Copy the listing below word for word, from its first line up to and including the line with "row-trailer: N /".
>>>
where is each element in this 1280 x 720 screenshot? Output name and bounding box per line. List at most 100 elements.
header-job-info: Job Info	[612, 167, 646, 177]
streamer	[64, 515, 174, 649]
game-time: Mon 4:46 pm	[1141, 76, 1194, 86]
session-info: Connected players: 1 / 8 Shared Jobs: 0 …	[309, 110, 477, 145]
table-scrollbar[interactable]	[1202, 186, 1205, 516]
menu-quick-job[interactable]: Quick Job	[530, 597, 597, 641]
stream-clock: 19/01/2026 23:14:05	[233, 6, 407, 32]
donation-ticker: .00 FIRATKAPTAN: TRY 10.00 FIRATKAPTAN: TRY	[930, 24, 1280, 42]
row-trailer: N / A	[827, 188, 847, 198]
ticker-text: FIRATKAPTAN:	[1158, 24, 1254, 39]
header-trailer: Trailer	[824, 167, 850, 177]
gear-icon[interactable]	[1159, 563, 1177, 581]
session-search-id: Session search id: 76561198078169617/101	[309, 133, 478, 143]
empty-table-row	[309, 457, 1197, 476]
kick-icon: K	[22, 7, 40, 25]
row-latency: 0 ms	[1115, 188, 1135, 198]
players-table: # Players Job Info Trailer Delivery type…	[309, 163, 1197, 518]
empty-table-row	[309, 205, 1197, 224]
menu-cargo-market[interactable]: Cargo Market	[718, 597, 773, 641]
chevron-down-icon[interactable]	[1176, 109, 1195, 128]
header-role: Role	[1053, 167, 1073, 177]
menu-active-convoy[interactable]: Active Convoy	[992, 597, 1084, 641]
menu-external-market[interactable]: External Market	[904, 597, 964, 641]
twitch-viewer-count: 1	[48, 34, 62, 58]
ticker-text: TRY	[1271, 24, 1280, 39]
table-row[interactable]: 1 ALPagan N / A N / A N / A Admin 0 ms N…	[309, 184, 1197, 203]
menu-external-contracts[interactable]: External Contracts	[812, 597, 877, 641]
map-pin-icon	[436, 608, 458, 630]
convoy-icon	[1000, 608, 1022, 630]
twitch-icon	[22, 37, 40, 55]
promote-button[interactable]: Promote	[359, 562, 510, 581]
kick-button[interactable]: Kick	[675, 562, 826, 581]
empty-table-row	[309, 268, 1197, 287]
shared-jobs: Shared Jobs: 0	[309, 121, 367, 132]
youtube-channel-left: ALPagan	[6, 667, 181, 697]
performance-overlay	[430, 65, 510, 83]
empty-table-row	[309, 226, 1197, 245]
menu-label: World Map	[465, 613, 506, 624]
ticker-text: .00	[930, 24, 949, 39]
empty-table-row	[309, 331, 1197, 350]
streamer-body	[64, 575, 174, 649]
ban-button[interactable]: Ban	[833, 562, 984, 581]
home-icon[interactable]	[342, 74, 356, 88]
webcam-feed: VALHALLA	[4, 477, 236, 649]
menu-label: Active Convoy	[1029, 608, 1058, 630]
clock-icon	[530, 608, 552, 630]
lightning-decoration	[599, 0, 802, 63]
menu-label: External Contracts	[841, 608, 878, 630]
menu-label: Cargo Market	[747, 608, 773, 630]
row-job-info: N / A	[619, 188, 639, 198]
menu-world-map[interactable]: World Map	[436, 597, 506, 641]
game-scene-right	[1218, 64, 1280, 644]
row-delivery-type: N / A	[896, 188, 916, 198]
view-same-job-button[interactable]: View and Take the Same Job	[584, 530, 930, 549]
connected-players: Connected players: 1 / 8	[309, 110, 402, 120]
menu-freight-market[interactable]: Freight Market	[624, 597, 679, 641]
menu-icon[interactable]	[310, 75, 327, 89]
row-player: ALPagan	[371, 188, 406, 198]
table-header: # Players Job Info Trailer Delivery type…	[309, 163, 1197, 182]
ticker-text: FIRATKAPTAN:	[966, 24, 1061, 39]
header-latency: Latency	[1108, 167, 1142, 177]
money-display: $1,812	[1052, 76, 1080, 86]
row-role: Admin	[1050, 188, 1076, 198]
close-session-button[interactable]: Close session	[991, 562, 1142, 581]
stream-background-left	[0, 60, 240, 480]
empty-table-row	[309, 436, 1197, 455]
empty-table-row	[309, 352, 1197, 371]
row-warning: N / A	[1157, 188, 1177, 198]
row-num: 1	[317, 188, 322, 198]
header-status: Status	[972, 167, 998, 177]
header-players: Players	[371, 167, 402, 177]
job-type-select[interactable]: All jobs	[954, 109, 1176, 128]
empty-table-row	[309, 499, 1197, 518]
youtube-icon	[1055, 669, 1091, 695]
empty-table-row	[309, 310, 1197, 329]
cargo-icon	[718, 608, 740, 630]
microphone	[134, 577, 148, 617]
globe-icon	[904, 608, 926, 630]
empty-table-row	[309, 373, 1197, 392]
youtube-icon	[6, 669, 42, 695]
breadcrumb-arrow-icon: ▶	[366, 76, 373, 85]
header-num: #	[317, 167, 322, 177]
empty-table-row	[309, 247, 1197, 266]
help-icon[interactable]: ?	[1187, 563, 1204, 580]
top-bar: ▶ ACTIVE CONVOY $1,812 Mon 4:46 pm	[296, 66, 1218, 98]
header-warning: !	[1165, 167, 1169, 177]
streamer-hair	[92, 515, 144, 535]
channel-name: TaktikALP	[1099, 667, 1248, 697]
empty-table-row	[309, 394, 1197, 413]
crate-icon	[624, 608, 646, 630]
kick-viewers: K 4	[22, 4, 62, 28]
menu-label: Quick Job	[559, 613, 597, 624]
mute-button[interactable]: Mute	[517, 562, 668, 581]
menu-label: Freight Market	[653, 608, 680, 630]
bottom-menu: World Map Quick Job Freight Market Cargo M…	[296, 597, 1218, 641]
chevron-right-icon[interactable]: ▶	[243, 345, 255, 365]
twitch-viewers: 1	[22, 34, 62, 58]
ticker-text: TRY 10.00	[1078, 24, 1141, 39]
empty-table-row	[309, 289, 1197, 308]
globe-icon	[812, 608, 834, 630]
<<<
* RESPONSE TO THE EXERCISE:
where is each element in this 1280 x 720 screenshot? Output name and bounding box per line. List at most 100 elements.
header-job-info: Job Info	[612, 167, 646, 177]
streamer	[64, 515, 174, 649]
game-time: Mon 4:46 pm	[1141, 76, 1194, 86]
session-info: Connected players: 1 / 8 Shared Jobs: 0 …	[309, 110, 477, 145]
table-scrollbar[interactable]	[1202, 186, 1205, 516]
menu-quick-job[interactable]: Quick Job	[530, 597, 597, 641]
stream-clock: 19/01/2026 23:14:05	[233, 6, 407, 32]
donation-ticker: .00 FIRATKAPTAN: TRY 10.00 FIRATKAPTAN: TRY	[930, 24, 1280, 42]
row-trailer: N / A	[827, 188, 847, 198]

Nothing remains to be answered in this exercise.